• WORK TO BE COMPLETED: Repeat every record exactly, but keep images out of the copy.

Recorded data
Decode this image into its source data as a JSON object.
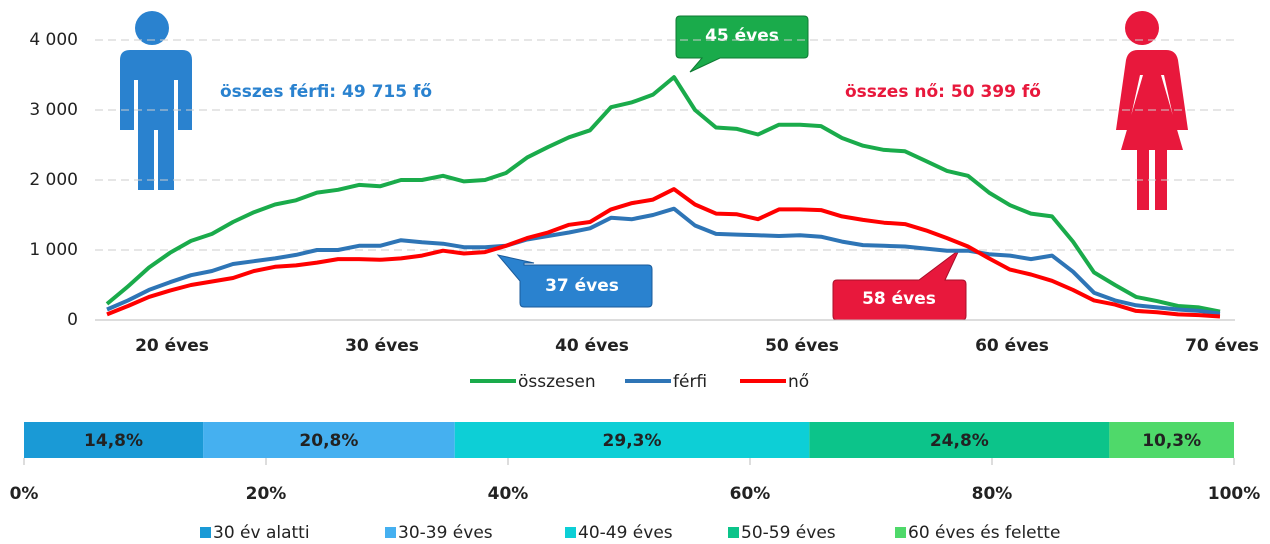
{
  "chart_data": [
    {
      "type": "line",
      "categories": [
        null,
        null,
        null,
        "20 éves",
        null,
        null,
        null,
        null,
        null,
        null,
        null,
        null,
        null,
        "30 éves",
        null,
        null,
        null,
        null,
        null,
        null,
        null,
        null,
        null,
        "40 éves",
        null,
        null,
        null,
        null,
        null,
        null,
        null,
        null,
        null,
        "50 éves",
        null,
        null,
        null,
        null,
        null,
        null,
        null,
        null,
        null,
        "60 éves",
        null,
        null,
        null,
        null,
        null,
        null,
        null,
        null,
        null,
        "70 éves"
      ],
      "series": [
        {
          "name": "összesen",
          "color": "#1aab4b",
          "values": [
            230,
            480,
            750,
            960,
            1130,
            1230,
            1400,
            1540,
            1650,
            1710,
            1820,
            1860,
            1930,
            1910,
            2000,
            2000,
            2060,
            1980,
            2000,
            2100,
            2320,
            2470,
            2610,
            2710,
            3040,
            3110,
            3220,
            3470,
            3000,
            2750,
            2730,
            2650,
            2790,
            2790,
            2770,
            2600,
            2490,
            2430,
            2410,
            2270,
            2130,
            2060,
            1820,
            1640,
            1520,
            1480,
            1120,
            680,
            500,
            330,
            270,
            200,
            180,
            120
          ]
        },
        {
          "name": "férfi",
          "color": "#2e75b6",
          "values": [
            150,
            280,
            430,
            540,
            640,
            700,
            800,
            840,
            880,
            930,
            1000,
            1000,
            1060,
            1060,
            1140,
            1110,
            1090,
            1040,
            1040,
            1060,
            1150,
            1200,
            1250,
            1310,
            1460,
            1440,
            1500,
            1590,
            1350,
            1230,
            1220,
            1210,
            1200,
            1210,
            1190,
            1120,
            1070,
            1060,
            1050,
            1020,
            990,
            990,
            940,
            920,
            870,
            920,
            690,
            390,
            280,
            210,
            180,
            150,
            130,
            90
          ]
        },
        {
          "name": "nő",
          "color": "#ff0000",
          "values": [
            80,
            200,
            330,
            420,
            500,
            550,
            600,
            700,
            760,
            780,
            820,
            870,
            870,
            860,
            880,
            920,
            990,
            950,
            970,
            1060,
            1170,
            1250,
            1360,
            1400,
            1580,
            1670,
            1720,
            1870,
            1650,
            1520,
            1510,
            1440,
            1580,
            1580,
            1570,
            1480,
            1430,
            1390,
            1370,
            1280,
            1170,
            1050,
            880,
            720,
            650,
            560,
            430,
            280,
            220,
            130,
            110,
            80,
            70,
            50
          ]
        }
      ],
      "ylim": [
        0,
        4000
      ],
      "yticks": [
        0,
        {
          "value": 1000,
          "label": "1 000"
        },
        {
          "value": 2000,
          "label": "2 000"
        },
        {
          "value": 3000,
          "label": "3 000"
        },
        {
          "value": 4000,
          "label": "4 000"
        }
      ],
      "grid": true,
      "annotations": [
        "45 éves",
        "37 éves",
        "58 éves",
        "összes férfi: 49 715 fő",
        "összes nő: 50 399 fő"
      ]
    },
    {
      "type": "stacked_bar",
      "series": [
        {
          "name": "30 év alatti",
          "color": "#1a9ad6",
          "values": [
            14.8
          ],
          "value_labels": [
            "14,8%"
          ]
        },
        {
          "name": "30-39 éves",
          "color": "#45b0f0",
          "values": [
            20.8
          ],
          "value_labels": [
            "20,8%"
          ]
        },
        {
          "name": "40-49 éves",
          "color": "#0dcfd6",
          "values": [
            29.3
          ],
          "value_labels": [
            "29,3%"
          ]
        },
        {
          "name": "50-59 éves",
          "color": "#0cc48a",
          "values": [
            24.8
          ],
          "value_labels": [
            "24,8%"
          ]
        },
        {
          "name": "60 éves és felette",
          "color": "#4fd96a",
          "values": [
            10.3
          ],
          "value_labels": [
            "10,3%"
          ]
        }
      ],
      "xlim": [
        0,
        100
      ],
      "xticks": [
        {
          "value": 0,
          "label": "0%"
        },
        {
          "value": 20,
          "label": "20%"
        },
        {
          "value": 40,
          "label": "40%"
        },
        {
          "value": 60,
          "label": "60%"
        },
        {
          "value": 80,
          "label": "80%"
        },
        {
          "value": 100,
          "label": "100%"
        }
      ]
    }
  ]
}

• PROBLEM SOLUTION:
Decode this image into its source data as a JSON object.
{
  "chart_data": [
    {
      "type": "line",
      "categories": [
        null,
        null,
        null,
        "20 éves",
        null,
        null,
        null,
        null,
        null,
        null,
        null,
        null,
        null,
        "30 éves",
        null,
        null,
        null,
        null,
        null,
        null,
        null,
        null,
        null,
        "40 éves",
        null,
        null,
        null,
        null,
        null,
        null,
        null,
        null,
        null,
        "50 éves",
        null,
        null,
        null,
        null,
        null,
        null,
        null,
        null,
        null,
        "60 éves",
        null,
        null,
        null,
        null,
        null,
        null,
        null,
        null,
        null,
        "70 éves"
      ],
      "series": [
        {
          "name": "összesen",
          "color": "#1aab4b",
          "values": [
            230,
            480,
            750,
            960,
            1130,
            1230,
            1400,
            1540,
            1650,
            1710,
            1820,
            1860,
            1930,
            1910,
            2000,
            2000,
            2060,
            1980,
            2000,
            2100,
            2320,
            2470,
            2610,
            2710,
            3040,
            3110,
            3220,
            3470,
            3000,
            2750,
            2730,
            2650,
            2790,
            2790,
            2770,
            2600,
            2490,
            2430,
            2410,
            2270,
            2130,
            2060,
            1820,
            1640,
            1520,
            1480,
            1120,
            680,
            500,
            330,
            270,
            200,
            180,
            120
          ]
        },
        {
          "name": "férfi",
          "color": "#2e75b6",
          "values": [
            150,
            280,
            430,
            540,
            640,
            700,
            800,
            840,
            880,
            930,
            1000,
            1000,
            1060,
            1060,
            1140,
            1110,
            1090,
            1040,
            1040,
            1060,
            1150,
            1200,
            1250,
            1310,
            1460,
            1440,
            1500,
            1590,
            1350,
            1230,
            1220,
            1210,
            1200,
            1210,
            1190,
            1120,
            1070,
            1060,
            1050,
            1020,
            990,
            990,
            940,
            920,
            870,
            920,
            690,
            390,
            280,
            210,
            180,
            150,
            130,
            90
          ]
        },
        {
          "name": "nő",
          "color": "#ff0000",
          "values": [
            80,
            200,
            330,
            420,
            500,
            550,
            600,
            700,
            760,
            780,
            820,
            870,
            870,
            860,
            880,
            920,
            990,
            950,
            970,
            1060,
            1170,
            1250,
            1360,
            1400,
            1580,
            1670,
            1720,
            1870,
            1650,
            1520,
            1510,
            1440,
            1580,
            1580,
            1570,
            1480,
            1430,
            1390,
            1370,
            1280,
            1170,
            1050,
            880,
            720,
            650,
            560,
            430,
            280,
            220,
            130,
            110,
            80,
            70,
            50
          ]
        }
      ],
      "ylim": [
        0,
        4000
      ],
      "yticks": [
        0,
        {
          "value": 1000,
          "label": "1 000"
        },
        {
          "value": 2000,
          "label": "2 000"
        },
        {
          "value": 3000,
          "label": "3 000"
        },
        {
          "value": 4000,
          "label": "4 000"
        }
      ],
      "grid": true,
      "annotations": [
        "45 éves",
        "37 éves",
        "58 éves",
        "összes férfi: 49 715 fő",
        "összes nő: 50 399 fő"
      ]
    },
    {
      "type": "stacked_bar",
      "series": [
        {
          "name": "30 év alatti",
          "color": "#1a9ad6",
          "values": [
            14.8
          ],
          "value_labels": [
            "14,8%"
          ]
        },
        {
          "name": "30-39 éves",
          "color": "#45b0f0",
          "values": [
            20.8
          ],
          "value_labels": [
            "20,8%"
          ]
        },
        {
          "name": "40-49 éves",
          "color": "#0dcfd6",
          "values": [
            29.3
          ],
          "value_labels": [
            "29,3%"
          ]
        },
        {
          "name": "50-59 éves",
          "color": "#0cc48a",
          "values": [
            24.8
          ],
          "value_labels": [
            "24,8%"
          ]
        },
        {
          "name": "60 éves és felette",
          "color": "#4fd96a",
          "values": [
            10.3
          ],
          "value_labels": [
            "10,3%"
          ]
        }
      ],
      "xlim": [
        0,
        100
      ],
      "xticks": [
        {
          "value": 0,
          "label": "0%"
        },
        {
          "value": 20,
          "label": "20%"
        },
        {
          "value": 40,
          "label": "40%"
        },
        {
          "value": 60,
          "label": "60%"
        },
        {
          "value": 80,
          "label": "80%"
        },
        {
          "value": 100,
          "label": "100%"
        }
      ]
    }
  ]
}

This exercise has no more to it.